#### Directions
Copy each line of the entries beneath that contains the word "image".

━━ Records for the exercise ━━

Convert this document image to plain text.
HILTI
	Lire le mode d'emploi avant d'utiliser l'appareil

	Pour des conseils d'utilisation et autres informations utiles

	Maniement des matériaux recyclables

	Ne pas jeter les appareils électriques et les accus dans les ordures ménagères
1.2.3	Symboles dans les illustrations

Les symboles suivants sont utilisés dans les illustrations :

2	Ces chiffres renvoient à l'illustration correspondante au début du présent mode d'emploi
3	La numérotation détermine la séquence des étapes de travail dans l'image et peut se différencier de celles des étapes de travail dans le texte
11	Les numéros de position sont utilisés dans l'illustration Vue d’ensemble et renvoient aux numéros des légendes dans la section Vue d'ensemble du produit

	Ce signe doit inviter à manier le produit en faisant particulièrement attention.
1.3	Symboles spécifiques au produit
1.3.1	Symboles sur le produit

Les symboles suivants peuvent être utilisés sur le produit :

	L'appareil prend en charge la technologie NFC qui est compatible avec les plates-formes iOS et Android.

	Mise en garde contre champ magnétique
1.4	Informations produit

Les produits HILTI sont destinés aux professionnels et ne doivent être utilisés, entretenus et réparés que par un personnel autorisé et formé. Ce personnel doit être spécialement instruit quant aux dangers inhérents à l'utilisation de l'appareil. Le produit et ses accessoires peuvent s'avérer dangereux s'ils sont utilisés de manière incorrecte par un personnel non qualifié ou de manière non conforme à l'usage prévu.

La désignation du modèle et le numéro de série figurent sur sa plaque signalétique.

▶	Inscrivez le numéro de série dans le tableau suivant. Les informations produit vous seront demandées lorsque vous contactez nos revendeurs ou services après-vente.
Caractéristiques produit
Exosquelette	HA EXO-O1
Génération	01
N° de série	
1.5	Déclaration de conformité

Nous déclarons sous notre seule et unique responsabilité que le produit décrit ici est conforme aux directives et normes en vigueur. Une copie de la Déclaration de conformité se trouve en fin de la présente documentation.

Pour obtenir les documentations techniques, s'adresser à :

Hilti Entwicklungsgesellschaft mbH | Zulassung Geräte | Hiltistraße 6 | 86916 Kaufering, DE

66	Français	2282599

━━━
━━ Records for the exercise ━━

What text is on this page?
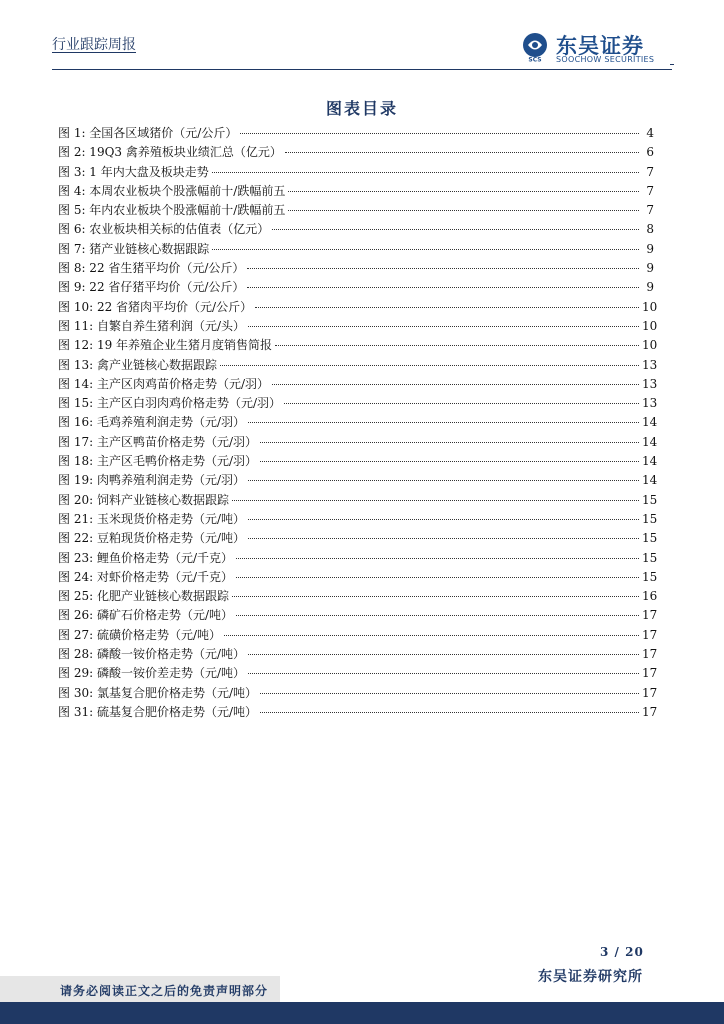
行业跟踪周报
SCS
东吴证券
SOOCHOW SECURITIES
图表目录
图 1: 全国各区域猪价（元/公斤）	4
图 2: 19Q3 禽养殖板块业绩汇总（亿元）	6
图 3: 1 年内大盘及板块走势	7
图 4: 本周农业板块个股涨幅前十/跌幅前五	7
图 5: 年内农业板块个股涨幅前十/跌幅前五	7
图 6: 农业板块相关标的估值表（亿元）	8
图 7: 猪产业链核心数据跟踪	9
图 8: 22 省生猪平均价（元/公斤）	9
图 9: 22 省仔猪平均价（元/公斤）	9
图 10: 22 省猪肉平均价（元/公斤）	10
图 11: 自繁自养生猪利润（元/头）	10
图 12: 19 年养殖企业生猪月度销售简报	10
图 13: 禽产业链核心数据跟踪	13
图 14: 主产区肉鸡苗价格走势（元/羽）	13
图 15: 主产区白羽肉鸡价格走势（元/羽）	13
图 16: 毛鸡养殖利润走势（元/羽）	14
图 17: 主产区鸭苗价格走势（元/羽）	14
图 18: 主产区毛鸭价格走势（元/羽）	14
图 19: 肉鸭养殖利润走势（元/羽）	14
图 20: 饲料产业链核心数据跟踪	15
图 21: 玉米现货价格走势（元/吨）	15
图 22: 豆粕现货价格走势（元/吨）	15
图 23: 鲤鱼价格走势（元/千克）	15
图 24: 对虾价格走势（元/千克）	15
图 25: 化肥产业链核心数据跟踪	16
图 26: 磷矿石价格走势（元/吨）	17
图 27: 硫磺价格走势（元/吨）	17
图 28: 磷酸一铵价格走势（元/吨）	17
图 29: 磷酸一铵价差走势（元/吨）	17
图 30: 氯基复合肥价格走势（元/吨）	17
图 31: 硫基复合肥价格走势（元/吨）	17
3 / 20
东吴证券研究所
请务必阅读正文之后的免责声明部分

━━━

#### Solution to the problem
Convert this document image to plain text.
3	La numérotation détermine la séquence des étapes de travail dans l'image et peut se différencier de celles des étapes de travail dans le texte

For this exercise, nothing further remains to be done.